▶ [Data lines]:

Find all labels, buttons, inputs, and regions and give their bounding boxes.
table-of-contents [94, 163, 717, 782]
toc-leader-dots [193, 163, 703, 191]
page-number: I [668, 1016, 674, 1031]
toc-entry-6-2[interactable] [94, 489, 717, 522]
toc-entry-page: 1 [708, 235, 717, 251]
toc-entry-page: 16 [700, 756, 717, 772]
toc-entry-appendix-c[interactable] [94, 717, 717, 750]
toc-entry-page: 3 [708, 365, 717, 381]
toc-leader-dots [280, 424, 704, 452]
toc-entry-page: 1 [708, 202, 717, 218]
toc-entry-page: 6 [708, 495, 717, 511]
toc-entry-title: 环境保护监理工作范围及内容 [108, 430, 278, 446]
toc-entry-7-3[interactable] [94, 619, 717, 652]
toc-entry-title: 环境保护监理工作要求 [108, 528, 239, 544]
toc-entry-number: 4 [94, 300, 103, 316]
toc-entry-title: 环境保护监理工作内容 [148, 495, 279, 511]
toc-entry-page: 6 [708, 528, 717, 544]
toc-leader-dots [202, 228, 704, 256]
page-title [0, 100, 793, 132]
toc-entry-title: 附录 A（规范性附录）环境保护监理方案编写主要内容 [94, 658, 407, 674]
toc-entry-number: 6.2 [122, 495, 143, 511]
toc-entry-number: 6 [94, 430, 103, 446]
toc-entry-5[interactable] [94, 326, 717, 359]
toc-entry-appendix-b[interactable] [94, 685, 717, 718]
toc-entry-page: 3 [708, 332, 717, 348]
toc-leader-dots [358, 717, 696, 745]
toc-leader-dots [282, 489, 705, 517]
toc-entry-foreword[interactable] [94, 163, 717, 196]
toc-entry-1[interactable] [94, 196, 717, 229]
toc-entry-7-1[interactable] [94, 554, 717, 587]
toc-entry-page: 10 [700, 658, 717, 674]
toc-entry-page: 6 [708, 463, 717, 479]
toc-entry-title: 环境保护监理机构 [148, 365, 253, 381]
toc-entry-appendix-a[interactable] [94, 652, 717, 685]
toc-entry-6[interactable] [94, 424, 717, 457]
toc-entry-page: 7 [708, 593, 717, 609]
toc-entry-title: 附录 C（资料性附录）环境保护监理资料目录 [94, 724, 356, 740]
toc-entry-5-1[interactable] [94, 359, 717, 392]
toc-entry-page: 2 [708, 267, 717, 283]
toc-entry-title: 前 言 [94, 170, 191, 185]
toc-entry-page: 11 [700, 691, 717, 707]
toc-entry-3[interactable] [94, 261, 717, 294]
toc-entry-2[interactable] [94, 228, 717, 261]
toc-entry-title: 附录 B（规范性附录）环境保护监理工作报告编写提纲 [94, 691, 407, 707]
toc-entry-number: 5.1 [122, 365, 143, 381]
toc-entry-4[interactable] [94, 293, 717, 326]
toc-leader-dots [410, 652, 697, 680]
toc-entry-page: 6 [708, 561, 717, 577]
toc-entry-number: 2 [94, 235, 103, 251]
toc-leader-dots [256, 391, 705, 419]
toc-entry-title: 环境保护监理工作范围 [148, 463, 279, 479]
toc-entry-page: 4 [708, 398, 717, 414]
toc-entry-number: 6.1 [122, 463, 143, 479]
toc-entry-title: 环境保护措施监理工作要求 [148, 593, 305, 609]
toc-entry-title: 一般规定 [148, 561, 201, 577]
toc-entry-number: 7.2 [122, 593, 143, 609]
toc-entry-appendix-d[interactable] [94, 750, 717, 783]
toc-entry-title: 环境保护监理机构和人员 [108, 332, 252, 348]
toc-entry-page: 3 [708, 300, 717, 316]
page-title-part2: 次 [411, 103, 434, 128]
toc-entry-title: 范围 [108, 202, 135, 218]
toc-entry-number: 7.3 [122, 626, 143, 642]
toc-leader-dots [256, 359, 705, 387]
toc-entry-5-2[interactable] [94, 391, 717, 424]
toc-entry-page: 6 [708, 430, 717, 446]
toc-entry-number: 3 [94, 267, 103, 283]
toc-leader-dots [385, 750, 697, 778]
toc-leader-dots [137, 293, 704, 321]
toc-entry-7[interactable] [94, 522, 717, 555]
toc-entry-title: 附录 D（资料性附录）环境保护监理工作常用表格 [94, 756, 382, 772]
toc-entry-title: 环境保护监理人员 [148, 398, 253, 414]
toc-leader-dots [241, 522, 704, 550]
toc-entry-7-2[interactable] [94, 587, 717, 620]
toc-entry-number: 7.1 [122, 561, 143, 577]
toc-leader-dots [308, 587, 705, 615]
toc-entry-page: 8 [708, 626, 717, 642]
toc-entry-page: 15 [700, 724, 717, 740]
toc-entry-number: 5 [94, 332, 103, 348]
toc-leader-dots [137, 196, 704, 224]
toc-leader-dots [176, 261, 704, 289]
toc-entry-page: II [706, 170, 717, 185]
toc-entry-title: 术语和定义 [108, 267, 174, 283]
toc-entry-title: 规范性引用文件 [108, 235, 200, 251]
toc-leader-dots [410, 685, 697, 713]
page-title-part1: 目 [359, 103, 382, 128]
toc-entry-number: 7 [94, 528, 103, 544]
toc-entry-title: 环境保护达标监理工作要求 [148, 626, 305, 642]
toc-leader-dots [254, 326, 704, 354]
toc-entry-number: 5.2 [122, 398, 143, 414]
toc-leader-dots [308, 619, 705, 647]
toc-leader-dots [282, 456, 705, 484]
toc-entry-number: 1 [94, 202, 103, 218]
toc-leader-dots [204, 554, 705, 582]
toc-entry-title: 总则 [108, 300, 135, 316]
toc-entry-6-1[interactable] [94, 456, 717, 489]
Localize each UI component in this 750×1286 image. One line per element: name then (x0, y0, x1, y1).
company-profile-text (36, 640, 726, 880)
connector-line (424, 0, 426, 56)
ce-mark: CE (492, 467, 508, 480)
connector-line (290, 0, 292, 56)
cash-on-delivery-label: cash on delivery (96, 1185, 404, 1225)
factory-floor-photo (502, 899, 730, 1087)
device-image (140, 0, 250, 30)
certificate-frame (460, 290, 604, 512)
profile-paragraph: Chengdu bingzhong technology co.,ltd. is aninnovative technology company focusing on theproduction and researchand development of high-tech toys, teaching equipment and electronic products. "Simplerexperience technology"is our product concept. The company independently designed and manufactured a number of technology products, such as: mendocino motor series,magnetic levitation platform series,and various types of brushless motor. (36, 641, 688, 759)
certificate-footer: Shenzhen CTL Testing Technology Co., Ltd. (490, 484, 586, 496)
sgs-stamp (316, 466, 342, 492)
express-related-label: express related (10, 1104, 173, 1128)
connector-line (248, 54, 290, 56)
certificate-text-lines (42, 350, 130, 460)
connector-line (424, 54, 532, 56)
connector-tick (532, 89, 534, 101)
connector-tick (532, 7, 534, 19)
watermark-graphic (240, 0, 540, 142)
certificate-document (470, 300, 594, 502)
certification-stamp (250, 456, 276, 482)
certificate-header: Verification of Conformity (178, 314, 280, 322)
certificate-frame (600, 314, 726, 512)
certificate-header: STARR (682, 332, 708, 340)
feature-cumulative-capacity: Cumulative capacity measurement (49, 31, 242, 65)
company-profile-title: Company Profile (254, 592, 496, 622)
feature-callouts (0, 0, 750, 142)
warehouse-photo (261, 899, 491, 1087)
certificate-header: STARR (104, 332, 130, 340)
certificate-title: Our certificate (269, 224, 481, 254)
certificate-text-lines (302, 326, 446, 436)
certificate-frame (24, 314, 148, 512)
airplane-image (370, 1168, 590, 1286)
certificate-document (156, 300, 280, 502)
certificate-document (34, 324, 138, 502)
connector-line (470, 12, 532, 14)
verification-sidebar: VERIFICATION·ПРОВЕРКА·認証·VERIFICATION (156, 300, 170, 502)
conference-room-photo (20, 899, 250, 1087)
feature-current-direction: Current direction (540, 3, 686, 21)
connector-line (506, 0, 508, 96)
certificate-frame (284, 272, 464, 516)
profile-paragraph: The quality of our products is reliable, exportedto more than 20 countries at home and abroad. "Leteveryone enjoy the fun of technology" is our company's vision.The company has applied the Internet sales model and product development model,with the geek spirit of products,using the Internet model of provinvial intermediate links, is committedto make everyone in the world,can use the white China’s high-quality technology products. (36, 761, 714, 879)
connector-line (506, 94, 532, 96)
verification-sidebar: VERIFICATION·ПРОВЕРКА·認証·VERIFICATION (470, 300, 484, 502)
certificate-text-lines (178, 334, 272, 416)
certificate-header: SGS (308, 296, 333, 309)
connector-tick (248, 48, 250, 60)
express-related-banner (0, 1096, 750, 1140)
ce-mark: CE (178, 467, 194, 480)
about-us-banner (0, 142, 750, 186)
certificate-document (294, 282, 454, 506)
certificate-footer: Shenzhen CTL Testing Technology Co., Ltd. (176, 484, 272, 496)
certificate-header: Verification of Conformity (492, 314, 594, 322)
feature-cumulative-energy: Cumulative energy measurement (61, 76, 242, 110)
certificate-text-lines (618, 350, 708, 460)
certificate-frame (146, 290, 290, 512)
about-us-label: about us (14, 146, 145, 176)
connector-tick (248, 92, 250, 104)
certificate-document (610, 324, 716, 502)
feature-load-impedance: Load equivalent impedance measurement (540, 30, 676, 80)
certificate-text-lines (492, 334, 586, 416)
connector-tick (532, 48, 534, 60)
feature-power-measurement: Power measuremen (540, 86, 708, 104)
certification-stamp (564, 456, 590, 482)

▶ [PROBLEM DESCRIPTION]: Copy out everything from the first of these lines down to the line containing "toc-entry-title: 附录 B（规范性附录）环境保护监理工作报告编写提纲", both ends included, with each line reproduced verbatim.

▶ [REPLY]:
Find all labels, buttons, inputs, and regions and give their bounding boxes.
table-of-contents [94, 163, 717, 782]
toc-leader-dots [193, 163, 703, 191]
page-number: I [668, 1016, 674, 1031]
toc-entry-6-2[interactable] [94, 489, 717, 522]
toc-entry-page: 1 [708, 235, 717, 251]
toc-entry-page: 16 [700, 756, 717, 772]
toc-entry-appendix-c[interactable] [94, 717, 717, 750]
toc-entry-page: 3 [708, 365, 717, 381]
toc-leader-dots [280, 424, 704, 452]
toc-entry-page: 1 [708, 202, 717, 218]
toc-entry-page: 6 [708, 495, 717, 511]
toc-entry-title: 环境保护监理工作范围及内容 [108, 430, 278, 446]
toc-entry-7-3[interactable] [94, 619, 717, 652]
toc-entry-title: 环境保护监理工作要求 [108, 528, 239, 544]
toc-entry-number: 4 [94, 300, 103, 316]
toc-entry-title: 环境保护监理工作内容 [148, 495, 279, 511]
toc-entry-page: 6 [708, 528, 717, 544]
toc-leader-dots [202, 228, 704, 256]
page-title [0, 100, 793, 132]
toc-entry-title: 附录 A（规范性附录）环境保护监理方案编写主要内容 [94, 658, 407, 674]
toc-entry-number: 6.2 [122, 495, 143, 511]
toc-entry-number: 6 [94, 430, 103, 446]
toc-entry-5[interactable] [94, 326, 717, 359]
toc-entry-appendix-b[interactable] [94, 685, 717, 718]
toc-entry-page: 3 [708, 332, 717, 348]
toc-leader-dots [358, 717, 696, 745]
toc-leader-dots [282, 489, 705, 517]
toc-entry-foreword[interactable] [94, 163, 717, 196]
toc-entry-1[interactable] [94, 196, 717, 229]
toc-entry-7-1[interactable] [94, 554, 717, 587]
toc-entry-page: 10 [700, 658, 717, 674]
toc-entry-page: 6 [708, 463, 717, 479]
toc-entry-title: 环境保护监理机构 [148, 365, 253, 381]
toc-entry-appendix-a[interactable] [94, 652, 717, 685]
toc-entry-6[interactable] [94, 424, 717, 457]
toc-entry-page: 7 [708, 593, 717, 609]
toc-entry-title: 附录 C（资料性附录）环境保护监理资料目录 [94, 724, 356, 740]
toc-entry-5-1[interactable] [94, 359, 717, 392]
toc-entry-page: 2 [708, 267, 717, 283]
toc-entry-title: 前 言 [94, 170, 191, 185]
toc-entry-page: 11 [700, 691, 717, 707]
toc-entry-3[interactable] [94, 261, 717, 294]
toc-entry-2[interactable] [94, 228, 717, 261]
toc-entry-title: 附录 B（规范性附录）环境保护监理工作报告编写提纲 [94, 691, 407, 707]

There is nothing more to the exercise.